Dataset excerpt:

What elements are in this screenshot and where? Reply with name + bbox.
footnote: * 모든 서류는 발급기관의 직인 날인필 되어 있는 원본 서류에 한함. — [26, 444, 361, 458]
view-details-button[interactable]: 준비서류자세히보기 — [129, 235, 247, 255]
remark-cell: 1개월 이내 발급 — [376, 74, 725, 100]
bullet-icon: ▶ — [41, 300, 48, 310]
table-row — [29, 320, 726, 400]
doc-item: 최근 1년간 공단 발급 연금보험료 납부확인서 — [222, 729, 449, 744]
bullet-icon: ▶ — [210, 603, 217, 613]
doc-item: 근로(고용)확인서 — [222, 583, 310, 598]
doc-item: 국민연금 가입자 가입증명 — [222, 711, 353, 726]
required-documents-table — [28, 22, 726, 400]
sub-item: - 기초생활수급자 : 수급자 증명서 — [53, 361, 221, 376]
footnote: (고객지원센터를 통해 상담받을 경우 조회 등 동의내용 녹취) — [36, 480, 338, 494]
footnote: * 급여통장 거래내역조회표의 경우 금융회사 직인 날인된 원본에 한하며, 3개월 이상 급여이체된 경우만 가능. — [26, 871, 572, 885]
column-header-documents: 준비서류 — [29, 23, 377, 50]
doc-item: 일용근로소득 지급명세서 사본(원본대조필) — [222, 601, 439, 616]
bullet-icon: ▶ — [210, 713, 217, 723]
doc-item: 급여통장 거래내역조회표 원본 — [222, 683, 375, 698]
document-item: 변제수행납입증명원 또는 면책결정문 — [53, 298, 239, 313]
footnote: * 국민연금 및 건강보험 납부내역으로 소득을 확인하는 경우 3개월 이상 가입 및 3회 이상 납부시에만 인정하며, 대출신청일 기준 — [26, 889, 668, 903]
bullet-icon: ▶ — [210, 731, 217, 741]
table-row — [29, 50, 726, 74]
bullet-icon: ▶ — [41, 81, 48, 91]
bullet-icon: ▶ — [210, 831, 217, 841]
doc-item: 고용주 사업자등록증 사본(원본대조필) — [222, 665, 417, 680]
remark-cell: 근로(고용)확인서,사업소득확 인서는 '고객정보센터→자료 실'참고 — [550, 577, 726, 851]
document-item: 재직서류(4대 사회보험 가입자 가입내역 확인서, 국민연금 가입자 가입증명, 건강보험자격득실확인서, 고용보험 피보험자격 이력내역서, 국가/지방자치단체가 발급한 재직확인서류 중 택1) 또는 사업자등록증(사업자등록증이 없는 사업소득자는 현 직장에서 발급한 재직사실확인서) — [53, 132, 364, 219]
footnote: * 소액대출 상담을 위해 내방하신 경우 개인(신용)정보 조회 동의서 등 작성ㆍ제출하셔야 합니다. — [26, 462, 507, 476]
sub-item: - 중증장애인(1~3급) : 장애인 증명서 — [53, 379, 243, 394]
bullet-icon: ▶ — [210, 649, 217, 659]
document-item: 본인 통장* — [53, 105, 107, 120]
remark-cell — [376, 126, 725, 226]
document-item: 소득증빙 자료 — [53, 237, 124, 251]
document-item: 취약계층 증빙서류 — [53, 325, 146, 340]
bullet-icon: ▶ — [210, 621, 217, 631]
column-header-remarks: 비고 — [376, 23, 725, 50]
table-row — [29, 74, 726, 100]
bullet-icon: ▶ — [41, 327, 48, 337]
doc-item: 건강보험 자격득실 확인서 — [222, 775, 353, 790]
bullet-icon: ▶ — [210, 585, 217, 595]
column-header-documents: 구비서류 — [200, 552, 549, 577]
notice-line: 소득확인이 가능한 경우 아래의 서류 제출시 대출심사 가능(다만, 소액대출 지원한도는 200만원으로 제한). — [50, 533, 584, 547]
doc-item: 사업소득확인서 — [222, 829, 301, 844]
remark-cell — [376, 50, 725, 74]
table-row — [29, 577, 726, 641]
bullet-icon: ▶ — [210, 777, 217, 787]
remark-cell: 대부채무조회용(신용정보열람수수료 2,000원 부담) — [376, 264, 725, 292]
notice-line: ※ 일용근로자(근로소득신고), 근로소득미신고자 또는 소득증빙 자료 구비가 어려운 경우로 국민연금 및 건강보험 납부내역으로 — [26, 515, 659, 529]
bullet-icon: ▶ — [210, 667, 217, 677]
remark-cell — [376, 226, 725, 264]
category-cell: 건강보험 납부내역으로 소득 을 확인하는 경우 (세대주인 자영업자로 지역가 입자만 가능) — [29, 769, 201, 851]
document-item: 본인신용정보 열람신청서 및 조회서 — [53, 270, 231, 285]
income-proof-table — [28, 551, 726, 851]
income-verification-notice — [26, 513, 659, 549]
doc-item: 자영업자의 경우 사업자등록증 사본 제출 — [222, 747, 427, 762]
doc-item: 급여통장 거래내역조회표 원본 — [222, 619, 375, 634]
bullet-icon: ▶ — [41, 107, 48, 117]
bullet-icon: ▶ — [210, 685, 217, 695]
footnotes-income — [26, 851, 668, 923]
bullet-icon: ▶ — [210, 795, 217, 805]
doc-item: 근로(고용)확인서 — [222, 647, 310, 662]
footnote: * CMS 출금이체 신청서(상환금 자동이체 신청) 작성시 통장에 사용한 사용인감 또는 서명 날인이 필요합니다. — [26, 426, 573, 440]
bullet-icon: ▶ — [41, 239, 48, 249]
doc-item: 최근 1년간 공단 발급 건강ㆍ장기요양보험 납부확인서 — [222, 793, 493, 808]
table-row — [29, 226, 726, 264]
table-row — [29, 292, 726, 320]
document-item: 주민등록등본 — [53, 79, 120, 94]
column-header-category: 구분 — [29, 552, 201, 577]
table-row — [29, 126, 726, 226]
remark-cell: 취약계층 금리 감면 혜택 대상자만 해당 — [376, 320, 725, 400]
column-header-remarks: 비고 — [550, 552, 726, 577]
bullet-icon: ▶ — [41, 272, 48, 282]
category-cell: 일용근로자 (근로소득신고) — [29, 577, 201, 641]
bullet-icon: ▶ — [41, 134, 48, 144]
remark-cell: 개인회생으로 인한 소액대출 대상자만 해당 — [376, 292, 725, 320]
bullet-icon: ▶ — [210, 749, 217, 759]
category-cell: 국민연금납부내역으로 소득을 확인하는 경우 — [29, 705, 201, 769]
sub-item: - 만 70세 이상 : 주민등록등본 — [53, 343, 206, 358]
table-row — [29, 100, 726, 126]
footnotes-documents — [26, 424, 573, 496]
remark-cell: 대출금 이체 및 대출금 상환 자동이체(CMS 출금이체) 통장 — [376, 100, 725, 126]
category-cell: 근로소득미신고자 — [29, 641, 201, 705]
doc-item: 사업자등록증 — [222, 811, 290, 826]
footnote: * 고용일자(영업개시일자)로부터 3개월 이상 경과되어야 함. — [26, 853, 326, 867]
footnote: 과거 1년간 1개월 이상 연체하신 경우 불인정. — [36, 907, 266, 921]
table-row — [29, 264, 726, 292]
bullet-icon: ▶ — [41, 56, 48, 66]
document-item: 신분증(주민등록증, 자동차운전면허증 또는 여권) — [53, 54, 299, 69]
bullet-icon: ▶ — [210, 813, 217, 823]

* _Task to complete_
Copy out every line of the records above, word for word and unchanged.

* _The reply_
What elements are in this screenshot and where? Reply with name + bbox.
footnote: * 모든 서류는 발급기관의 직인 날인필 되어 있는 원본 서류에 한함. — [26, 444, 361, 458]
view-details-button[interactable]: 준비서류자세히보기 — [129, 235, 247, 255]
remark-cell: 1개월 이내 발급 — [376, 74, 725, 100]
bullet-icon: ▶ — [41, 300, 48, 310]
table-row — [29, 320, 726, 400]
doc-item: 최근 1년간 공단 발급 연금보험료 납부확인서 — [222, 729, 449, 744]
bullet-icon: ▶ — [210, 603, 217, 613]
doc-item: 근로(고용)확인서 — [222, 583, 310, 598]
doc-item: 국민연금 가입자 가입증명 — [222, 711, 353, 726]
required-documents-table — [28, 22, 726, 400]
sub-item: - 기초생활수급자 : 수급자 증명서 — [53, 361, 221, 376]
footnote: (고객지원센터를 통해 상담받을 경우 조회 등 동의내용 녹취) — [36, 480, 338, 494]
footnote: * 급여통장 거래내역조회표의 경우 금융회사 직인 날인된 원본에 한하며, 3개월 이상 급여이체된 경우만 가능. — [26, 871, 572, 885]
column-header-documents: 준비서류 — [29, 23, 377, 50]
doc-item: 일용근로소득 지급명세서 사본(원본대조필) — [222, 601, 439, 616]
bullet-icon: ▶ — [210, 713, 217, 723]
doc-item: 급여통장 거래내역조회표 원본 — [222, 683, 375, 698]
document-item: 변제수행납입증명원 또는 면책결정문 — [53, 298, 239, 313]
footnote: * 국민연금 및 건강보험 납부내역으로 소득을 확인하는 경우 3개월 이상 가입 및 3회 이상 납부시에만 인정하며, 대출신청일 기준 — [26, 889, 668, 903]
bullet-icon: ▶ — [210, 731, 217, 741]
table-row — [29, 50, 726, 74]
bullet-icon: ▶ — [41, 81, 48, 91]
bullet-icon: ▶ — [210, 831, 217, 841]
doc-item: 고용주 사업자등록증 사본(원본대조필) — [222, 665, 417, 680]
remark-cell: 근로(고용)확인서,사업소득확 인서는 '고객정보센터→자료 실'참고 — [550, 577, 726, 851]
document-item: 재직서류(4대 사회보험 가입자 가입내역 확인서, 국민연금 가입자 가입증명, 건강보험자격득실확인서, 고용보험 피보험자격 이력내역서, 국가/지방자치단체가 발급한 재직확인서류 중 택1) 또는 사업자등록증(사업자등록증이 없는 사업소득자는 현 직장에서 발급한 재직사실확인서) — [53, 132, 364, 219]
footnote: * 소액대출 상담을 위해 내방하신 경우 개인(신용)정보 조회 동의서 등 작성ㆍ제출하셔야 합니다. — [26, 462, 507, 476]
sub-item: - 중증장애인(1~3급) : 장애인 증명서 — [53, 379, 243, 394]
bullet-icon: ▶ — [210, 649, 217, 659]
document-item: 본인 통장* — [53, 105, 107, 120]
remark-cell — [376, 126, 725, 226]
document-item: 소득증빙 자료 — [53, 237, 124, 251]
document-item: 취약계층 증빙서류 — [53, 325, 146, 340]
bullet-icon: ▶ — [210, 621, 217, 631]
column-header-remarks: 비고 — [376, 23, 725, 50]
table-row — [29, 74, 726, 100]
bullet-icon: ▶ — [41, 327, 48, 337]
doc-item: 건강보험 자격득실 확인서 — [222, 775, 353, 790]
bullet-icon: ▶ — [210, 585, 217, 595]
column-header-documents: 구비서류 — [200, 552, 549, 577]
notice-line: 소득확인이 가능한 경우 아래의 서류 제출시 대출심사 가능(다만, 소액대출 지원한도는 200만원으로 제한). — [50, 533, 584, 547]
doc-item: 사업소득확인서 — [222, 829, 301, 844]
remark-cell — [376, 50, 725, 74]
table-row — [29, 577, 726, 641]
bullet-icon: ▶ — [210, 777, 217, 787]
remark-cell: 대부채무조회용(신용정보열람수수료 2,000원 부담) — [376, 264, 725, 292]
notice-line: ※ 일용근로자(근로소득신고), 근로소득미신고자 또는 소득증빙 자료 구비가 어려운 경우로 국민연금 및 건강보험 납부내역으로 — [26, 515, 659, 529]
bullet-icon: ▶ — [210, 667, 217, 677]
remark-cell — [376, 226, 725, 264]
category-cell: 건강보험 납부내역으로 소득 을 확인하는 경우 (세대주인 자영업자로 지역가 입자만 가능) — [29, 769, 201, 851]
document-item: 본인신용정보 열람신청서 및 조회서 — [53, 270, 231, 285]
income-proof-table — [28, 551, 726, 851]
income-verification-notice — [26, 513, 659, 549]
doc-item: 자영업자의 경우 사업자등록증 사본 제출 — [222, 747, 427, 762]
doc-item: 급여통장 거래내역조회표 원본 — [222, 619, 375, 634]
bullet-icon: ▶ — [41, 107, 48, 117]
bullet-icon: ▶ — [210, 685, 217, 695]
footnotes-income — [26, 851, 668, 923]
bullet-icon: ▶ — [210, 795, 217, 805]
doc-item: 근로(고용)확인서 — [222, 647, 310, 662]
footnote: * CMS 출금이체 신청서(상환금 자동이체 신청) 작성시 통장에 사용한 사용인감 또는 서명 날인이 필요합니다. — [26, 426, 573, 440]
bullet-icon: ▶ — [41, 239, 48, 249]
doc-item: 최근 1년간 공단 발급 건강ㆍ장기요양보험 납부확인서 — [222, 793, 493, 808]
table-row — [29, 226, 726, 264]
table-row — [29, 292, 726, 320]
document-item: 주민등록등본 — [53, 79, 120, 94]
column-header-category: 구분 — [29, 552, 201, 577]
table-row — [29, 126, 726, 226]
remark-cell: 취약계층 금리 감면 혜택 대상자만 해당 — [376, 320, 725, 400]
column-header-remarks: 비고 — [550, 552, 726, 577]
bullet-icon: ▶ — [41, 272, 48, 282]
category-cell: 일용근로자 (근로소득신고) — [29, 577, 201, 641]
bullet-icon: ▶ — [41, 134, 48, 144]
remark-cell: 개인회생으로 인한 소액대출 대상자만 해당 — [376, 292, 725, 320]
bullet-icon: ▶ — [210, 749, 217, 759]
category-cell: 국민연금납부내역으로 소득을 확인하는 경우 — [29, 705, 201, 769]
sub-item: - 만 70세 이상 : 주민등록등본 — [53, 343, 206, 358]
table-row — [29, 100, 726, 126]
footnotes-documents — [26, 424, 573, 496]
remark-cell: 대출금 이체 및 대출금 상환 자동이체(CMS 출금이체) 통장 — [376, 100, 725, 126]
category-cell: 근로소득미신고자 — [29, 641, 201, 705]
doc-item: 사업자등록증 — [222, 811, 290, 826]
footnote: * 고용일자(영업개시일자)로부터 3개월 이상 경과되어야 함. — [26, 853, 326, 867]
footnote: 과거 1년간 1개월 이상 연체하신 경우 불인정. — [36, 907, 266, 921]
table-row — [29, 264, 726, 292]
bullet-icon: ▶ — [41, 56, 48, 66]
document-item: 신분증(주민등록증, 자동차운전면허증 또는 여권) — [53, 54, 299, 69]
bullet-icon: ▶ — [210, 813, 217, 823]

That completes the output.